Dataset entries:
####################
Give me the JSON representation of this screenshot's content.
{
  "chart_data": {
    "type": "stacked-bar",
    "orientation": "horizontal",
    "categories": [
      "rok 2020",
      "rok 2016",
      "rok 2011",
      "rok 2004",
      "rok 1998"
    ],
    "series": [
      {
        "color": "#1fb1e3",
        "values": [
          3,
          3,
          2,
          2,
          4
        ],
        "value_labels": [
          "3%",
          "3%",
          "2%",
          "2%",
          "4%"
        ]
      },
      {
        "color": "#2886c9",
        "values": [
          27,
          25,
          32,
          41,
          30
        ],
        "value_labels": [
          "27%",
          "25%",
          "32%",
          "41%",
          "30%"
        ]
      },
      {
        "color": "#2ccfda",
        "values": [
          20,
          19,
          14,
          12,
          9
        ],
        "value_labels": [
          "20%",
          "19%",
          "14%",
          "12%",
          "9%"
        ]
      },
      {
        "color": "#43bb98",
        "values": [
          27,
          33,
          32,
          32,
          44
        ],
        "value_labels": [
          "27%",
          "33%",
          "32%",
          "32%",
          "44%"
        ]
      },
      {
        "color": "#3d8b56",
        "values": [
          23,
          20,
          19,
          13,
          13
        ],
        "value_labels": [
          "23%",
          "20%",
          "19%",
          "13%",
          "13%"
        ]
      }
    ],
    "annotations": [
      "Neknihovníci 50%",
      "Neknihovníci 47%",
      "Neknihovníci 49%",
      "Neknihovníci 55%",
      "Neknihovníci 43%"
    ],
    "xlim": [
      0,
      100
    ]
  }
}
####################
• Short task: Write out the full listing, keeping every line exactly as it is.

• Full output:
Give me the JSON representation of this screenshot's content.
{
  "chart_data": {
    "type": "stacked-bar",
    "orientation": "horizontal",
    "categories": [
      "rok 2020",
      "rok 2016",
      "rok 2011",
      "rok 2004",
      "rok 1998"
    ],
    "series": [
      {
        "color": "#1fb1e3",
        "values": [
          3,
          3,
          2,
          2,
          4
        ],
        "value_labels": [
          "3%",
          "3%",
          "2%",
          "2%",
          "4%"
        ]
      },
      {
        "color": "#2886c9",
        "values": [
          27,
          25,
          32,
          41,
          30
        ],
        "value_labels": [
          "27%",
          "25%",
          "32%",
          "41%",
          "30%"
        ]
      },
      {
        "color": "#2ccfda",
        "values": [
          20,
          19,
          14,
          12,
          9
        ],
        "value_labels": [
          "20%",
          "19%",
          "14%",
          "12%",
          "9%"
        ]
      },
      {
        "color": "#43bb98",
        "values": [
          27,
          33,
          32,
          32,
          44
        ],
        "value_labels": [
          "27%",
          "33%",
          "32%",
          "32%",
          "44%"
        ]
      },
      {
        "color": "#3d8b56",
        "values": [
          23,
          20,
          19,
          13,
          13
        ],
        "value_labels": [
          "23%",
          "20%",
          "19%",
          "13%",
          "13%"
        ]
      }
    ],
    "annotations": [
      "Neknihovníci 50%",
      "Neknihovníci 47%",
      "Neknihovníci 49%",
      "Neknihovníci 55%",
      "Neknihovníci 43%"
    ],
    "xlim": [
      0,
      100
    ]
  }
}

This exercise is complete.